* BEGIN DATA RECORDS *

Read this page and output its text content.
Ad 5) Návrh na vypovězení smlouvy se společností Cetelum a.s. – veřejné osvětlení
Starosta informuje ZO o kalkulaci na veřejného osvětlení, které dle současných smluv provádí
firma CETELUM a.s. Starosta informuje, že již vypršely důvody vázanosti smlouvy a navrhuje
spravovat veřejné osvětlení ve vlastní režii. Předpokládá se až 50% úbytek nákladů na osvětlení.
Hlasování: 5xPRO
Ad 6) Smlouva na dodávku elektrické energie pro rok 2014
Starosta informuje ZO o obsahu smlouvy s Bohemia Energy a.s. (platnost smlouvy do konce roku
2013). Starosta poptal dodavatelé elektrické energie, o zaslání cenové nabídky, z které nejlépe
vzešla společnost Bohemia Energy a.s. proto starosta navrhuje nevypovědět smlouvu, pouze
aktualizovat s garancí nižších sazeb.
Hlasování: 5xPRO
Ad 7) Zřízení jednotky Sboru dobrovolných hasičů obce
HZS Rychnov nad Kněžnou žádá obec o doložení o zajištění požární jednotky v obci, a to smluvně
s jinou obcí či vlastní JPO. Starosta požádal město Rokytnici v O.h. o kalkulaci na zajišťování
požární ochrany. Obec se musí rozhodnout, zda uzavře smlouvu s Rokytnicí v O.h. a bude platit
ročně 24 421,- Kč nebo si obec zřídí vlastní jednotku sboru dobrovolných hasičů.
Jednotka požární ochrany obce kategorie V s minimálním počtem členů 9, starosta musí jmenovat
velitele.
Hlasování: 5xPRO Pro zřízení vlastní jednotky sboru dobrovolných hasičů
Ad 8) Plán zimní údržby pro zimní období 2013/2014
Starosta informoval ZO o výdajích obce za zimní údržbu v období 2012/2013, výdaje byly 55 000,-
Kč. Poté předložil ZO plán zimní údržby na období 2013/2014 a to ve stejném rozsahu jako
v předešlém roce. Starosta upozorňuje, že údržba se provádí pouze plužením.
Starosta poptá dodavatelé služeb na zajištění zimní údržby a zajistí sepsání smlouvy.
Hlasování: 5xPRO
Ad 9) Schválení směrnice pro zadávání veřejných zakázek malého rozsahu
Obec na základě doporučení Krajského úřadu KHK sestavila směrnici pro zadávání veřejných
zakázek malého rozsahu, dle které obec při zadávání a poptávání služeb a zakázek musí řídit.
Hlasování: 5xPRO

* END DATA RECORDS *

(TO DO) Copy each line of the listing that contains the string "elektrické".

(ANSWER TO THIS TASK)
Ad 6) Smlouva na dodávku elektrické energie pro rok 2014
2013). Starosta poptal dodavatelé elektrické energie, o zaslání cenové nabídky, z které nejlépe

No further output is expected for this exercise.